• DATA PROVIDED:
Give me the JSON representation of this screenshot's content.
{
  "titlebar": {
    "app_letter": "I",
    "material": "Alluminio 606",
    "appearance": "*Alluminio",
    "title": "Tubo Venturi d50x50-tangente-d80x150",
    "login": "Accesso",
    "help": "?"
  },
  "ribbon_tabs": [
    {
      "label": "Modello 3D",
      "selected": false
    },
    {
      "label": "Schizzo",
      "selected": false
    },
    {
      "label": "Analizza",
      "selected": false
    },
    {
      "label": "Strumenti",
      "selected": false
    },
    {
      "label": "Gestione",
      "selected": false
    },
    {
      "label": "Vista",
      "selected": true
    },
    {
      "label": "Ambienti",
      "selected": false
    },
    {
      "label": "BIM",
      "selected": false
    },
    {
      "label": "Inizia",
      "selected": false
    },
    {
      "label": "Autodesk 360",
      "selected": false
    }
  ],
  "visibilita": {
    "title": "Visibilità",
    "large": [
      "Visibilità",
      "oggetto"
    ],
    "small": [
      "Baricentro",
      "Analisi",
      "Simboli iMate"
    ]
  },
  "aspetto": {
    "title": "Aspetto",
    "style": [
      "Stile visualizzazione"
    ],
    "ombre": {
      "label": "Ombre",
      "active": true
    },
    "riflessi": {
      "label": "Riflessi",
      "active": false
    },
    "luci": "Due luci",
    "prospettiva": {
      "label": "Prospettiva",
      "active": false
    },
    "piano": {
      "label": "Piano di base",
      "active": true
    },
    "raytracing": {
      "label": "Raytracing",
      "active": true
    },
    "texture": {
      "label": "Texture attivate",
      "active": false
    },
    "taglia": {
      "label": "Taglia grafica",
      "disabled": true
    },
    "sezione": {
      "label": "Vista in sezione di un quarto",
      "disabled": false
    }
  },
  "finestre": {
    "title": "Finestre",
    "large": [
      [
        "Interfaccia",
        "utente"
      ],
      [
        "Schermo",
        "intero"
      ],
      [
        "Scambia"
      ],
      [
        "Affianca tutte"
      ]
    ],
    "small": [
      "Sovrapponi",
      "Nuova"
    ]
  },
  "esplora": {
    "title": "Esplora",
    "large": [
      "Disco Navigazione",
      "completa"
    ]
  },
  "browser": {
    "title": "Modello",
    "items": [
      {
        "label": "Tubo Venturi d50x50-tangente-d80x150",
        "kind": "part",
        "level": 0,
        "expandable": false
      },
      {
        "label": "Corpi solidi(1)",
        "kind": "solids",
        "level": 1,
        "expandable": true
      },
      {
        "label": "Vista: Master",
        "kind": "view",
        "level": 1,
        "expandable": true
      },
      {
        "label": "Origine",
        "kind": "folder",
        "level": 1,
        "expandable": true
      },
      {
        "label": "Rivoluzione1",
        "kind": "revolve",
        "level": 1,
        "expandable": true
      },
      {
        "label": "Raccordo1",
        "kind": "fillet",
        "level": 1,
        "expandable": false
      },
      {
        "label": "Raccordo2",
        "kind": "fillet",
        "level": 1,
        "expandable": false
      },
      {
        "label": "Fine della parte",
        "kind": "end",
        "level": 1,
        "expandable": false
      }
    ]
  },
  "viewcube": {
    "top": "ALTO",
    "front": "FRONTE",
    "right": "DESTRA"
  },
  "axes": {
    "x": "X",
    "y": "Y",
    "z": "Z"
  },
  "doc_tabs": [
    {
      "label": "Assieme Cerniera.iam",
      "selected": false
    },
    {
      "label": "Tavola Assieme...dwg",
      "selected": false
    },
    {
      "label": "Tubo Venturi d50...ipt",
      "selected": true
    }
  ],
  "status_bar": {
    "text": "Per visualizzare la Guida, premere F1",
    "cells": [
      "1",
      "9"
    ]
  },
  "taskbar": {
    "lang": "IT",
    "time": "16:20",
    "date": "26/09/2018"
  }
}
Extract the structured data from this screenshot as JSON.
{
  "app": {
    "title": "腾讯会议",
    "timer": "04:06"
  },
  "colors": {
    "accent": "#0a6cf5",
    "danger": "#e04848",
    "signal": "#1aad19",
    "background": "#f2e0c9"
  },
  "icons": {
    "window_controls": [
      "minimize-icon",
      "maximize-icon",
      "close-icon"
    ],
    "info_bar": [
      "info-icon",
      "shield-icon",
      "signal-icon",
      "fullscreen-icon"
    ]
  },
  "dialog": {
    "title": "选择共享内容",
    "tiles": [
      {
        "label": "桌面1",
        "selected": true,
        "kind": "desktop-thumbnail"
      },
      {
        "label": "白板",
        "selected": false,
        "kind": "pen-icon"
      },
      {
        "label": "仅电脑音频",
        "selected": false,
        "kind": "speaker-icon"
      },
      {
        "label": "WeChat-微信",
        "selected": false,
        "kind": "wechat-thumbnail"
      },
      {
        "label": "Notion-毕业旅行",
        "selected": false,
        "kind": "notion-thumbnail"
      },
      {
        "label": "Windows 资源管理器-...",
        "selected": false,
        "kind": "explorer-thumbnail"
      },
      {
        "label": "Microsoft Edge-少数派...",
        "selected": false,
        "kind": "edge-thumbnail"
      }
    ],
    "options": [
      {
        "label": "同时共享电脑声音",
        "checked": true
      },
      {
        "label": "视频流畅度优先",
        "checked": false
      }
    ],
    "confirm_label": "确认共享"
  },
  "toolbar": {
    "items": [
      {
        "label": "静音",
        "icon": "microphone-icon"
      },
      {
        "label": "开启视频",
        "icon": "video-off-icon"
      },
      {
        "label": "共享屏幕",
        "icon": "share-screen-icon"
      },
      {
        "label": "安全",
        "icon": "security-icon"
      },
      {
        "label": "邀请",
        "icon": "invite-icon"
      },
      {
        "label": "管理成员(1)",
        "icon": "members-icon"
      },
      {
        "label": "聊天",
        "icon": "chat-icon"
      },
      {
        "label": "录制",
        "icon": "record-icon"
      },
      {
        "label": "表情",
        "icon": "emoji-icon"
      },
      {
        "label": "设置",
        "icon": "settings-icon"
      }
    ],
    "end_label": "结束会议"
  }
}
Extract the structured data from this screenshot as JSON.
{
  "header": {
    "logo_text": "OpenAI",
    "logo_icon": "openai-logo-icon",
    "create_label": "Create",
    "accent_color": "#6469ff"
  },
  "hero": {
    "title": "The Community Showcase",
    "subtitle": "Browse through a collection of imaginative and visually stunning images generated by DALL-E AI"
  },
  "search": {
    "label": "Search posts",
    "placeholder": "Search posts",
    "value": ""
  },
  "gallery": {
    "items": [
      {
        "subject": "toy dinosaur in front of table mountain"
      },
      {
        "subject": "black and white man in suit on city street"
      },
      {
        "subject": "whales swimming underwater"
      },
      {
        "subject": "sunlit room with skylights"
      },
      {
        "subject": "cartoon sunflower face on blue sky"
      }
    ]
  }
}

• PROMPT:
Output the data above exactly, please, line for line.

• RESULT OF THIS TASK:
Give me the JSON representation of this screenshot's content.
{
  "titlebar": {
    "app_letter": "I",
    "material": "Alluminio 606",
    "appearance": "*Alluminio",
    "title": "Tubo Venturi d50x50-tangente-d80x150",
    "login": "Accesso",
    "help": "?"
  },
  "ribbon_tabs": [
    {
      "label": "Modello 3D",
      "selected": false
    },
    {
      "label": "Schizzo",
      "selected": false
    },
    {
      "label": "Analizza",
      "selected": false
    },
    {
      "label": "Strumenti",
      "selected": false
    },
    {
      "label": "Gestione",
      "selected": false
    },
    {
      "label": "Vista",
      "selected": true
    },
    {
      "label": "Ambienti",
      "selected": false
    },
    {
      "label": "BIM",
      "selected": false
    },
    {
      "label": "Inizia",
      "selected": false
    },
    {
      "label": "Autodesk 360",
      "selected": false
    }
  ],
  "visibilita": {
    "title": "Visibilità",
    "large": [
      "Visibilità",
      "oggetto"
    ],
    "small": [
      "Baricentro",
      "Analisi",
      "Simboli iMate"
    ]
  },
  "aspetto": {
    "title": "Aspetto",
    "style": [
      "Stile visualizzazione"
    ],
    "ombre": {
      "label": "Ombre",
      "active": true
    },
    "riflessi": {
      "label": "Riflessi",
      "active": false
    },
    "luci": "Due luci",
    "prospettiva": {
      "label": "Prospettiva",
      "active": false
    },
    "piano": {
      "label": "Piano di base",
      "active": true
    },
    "raytracing": {
      "label": "Raytracing",
      "active": true
    },
    "texture": {
      "label": "Texture attivate",
      "active": false
    },
    "taglia": {
      "label": "Taglia grafica",
      "disabled": true
    },
    "sezione": {
      "label": "Vista in sezione di un quarto",
      "disabled": false
    }
  },
  "finestre": {
    "title": "Finestre",
    "large": [
      [
        "Interfaccia",
        "utente"
      ],
      [
        "Schermo",
        "intero"
      ],
      [
        "Scambia"
      ],
      [
        "Affianca tutte"
      ]
    ],
    "small": [
      "Sovrapponi",
      "Nuova"
    ]
  },
  "esplora": {
    "title": "Esplora",
    "large": [
      "Disco Navigazione",
      "completa"
    ]
  },
  "browser": {
    "title": "Modello",
    "items": [
      {
        "label": "Tubo Venturi d50x50-tangente-d80x150",
        "kind": "part",
        "level": 0,
        "expandable": false
      },
      {
        "label": "Corpi solidi(1)",
        "kind": "solids",
        "level": 1,
        "expandable": true
      },
      {
        "label": "Vista: Master",
        "kind": "view",
        "level": 1,
        "expandable": true
      },
      {
        "label": "Origine",
        "kind": "folder",
        "level": 1,
        "expandable": true
      },
      {
        "label": "Rivoluzione1",
        "kind": "revolve",
        "level": 1,
        "expandable": true
      },
      {
        "label": "Raccordo1",
        "kind": "fillet",
        "level": 1,
        "expandable": false
      },
      {
        "label": "Raccordo2",
        "kind": "fillet",
        "level": 1,
        "expandable": false
      },
      {
        "label": "Fine della parte",
        "kind": "end",
        "level": 1,
        "expandable": false
      }
    ]
  },
  "viewcube": {
    "top": "ALTO",
    "front": "FRONTE",
    "right": "DESTRA"
  },
  "axes": {
    "x": "X",
    "y": "Y",
    "z": "Z"
  },
  "doc_tabs": [
    {
      "label": "Assieme Cerniera.iam",
      "selected": false
    },
    {
      "label": "Tavola Assieme...dwg",
      "selected": false
    },
    {
      "label": "Tubo Venturi d50...ipt",
      "selected": true
    }
  ],
  "status_bar": {
    "text": "Per visualizzare la Guida, premere F1",
    "cells": [
      "1",
      "9"
    ]
  },
  "taskbar": {
    "lang": "IT",
    "time": "16:20",
    "date": "26/09/2018"
  }
}
Extract the structured data from this screenshot as JSON.
{
  "app": {
    "title": "腾讯会议",
    "timer": "04:06"
  },
  "colors": {
    "accent": "#0a6cf5",
    "danger": "#e04848",
    "signal": "#1aad19",
    "background": "#f2e0c9"
  },
  "icons": {
    "window_controls": [
      "minimize-icon",
      "maximize-icon",
      "close-icon"
    ],
    "info_bar": [
      "info-icon",
      "shield-icon",
      "signal-icon",
      "fullscreen-icon"
    ]
  },
  "dialog": {
    "title": "选择共享内容",
    "tiles": [
      {
        "label": "桌面1",
        "selected": true,
        "kind": "desktop-thumbnail"
      },
      {
        "label": "白板",
        "selected": false,
        "kind": "pen-icon"
      },
      {
        "label": "仅电脑音频",
        "selected": false,
        "kind": "speaker-icon"
      },
      {
        "label": "WeChat-微信",
        "selected": false,
        "kind": "wechat-thumbnail"
      },
      {
        "label": "Notion-毕业旅行",
        "selected": false,
        "kind": "notion-thumbnail"
      },
      {
        "label": "Windows 资源管理器-...",
        "selected": false,
        "kind": "explorer-thumbnail"
      },
      {
        "label": "Microsoft Edge-少数派...",
        "selected": false,
        "kind": "edge-thumbnail"
      }
    ],
    "options": [
      {
        "label": "同时共享电脑声音",
        "checked": true
      },
      {
        "label": "视频流畅度优先",
        "checked": false
      }
    ],
    "confirm_label": "确认共享"
  },
  "toolbar": {
    "items": [
      {
        "label": "静音",
        "icon": "microphone-icon"
      },
      {
        "label": "开启视频",
        "icon": "video-off-icon"
      },
      {
        "label": "共享屏幕",
        "icon": "share-screen-icon"
      },
      {
        "label": "安全",
        "icon": "security-icon"
      },
      {
        "label": "邀请",
        "icon": "invite-icon"
      },
      {
        "label": "管理成员(1)",
        "icon": "members-icon"
      },
      {
        "label": "聊天",
        "icon": "chat-icon"
      },
      {
        "label": "录制",
        "icon": "record-icon"
      },
      {
        "label": "表情",
        "icon": "emoji-icon"
      },
      {
        "label": "设置",
        "icon": "settings-icon"
      }
    ],
    "end_label": "结束会议"
  }
}
Extract the structured data from this screenshot as JSON.
{
  "header": {
    "logo_text": "OpenAI",
    "logo_icon": "openai-logo-icon",
    "create_label": "Create",
    "accent_color": "#6469ff"
  },
  "hero": {
    "title": "The Community Showcase",
    "subtitle": "Browse through a collection of imaginative and visually stunning images generated by DALL-E AI"
  },
  "search": {
    "label": "Search posts",
    "placeholder": "Search posts",
    "value": ""
  },
  "gallery": {
    "items": [
      {
        "subject": "toy dinosaur in front of table mountain"
      },
      {
        "subject": "black and white man in suit on city street"
      },
      {
        "subject": "whales swimming underwater"
      },
      {
        "subject": "sunlit room with skylights"
      },
      {
        "subject": "cartoon sunflower face on blue sky"
      }
    ]
  }
}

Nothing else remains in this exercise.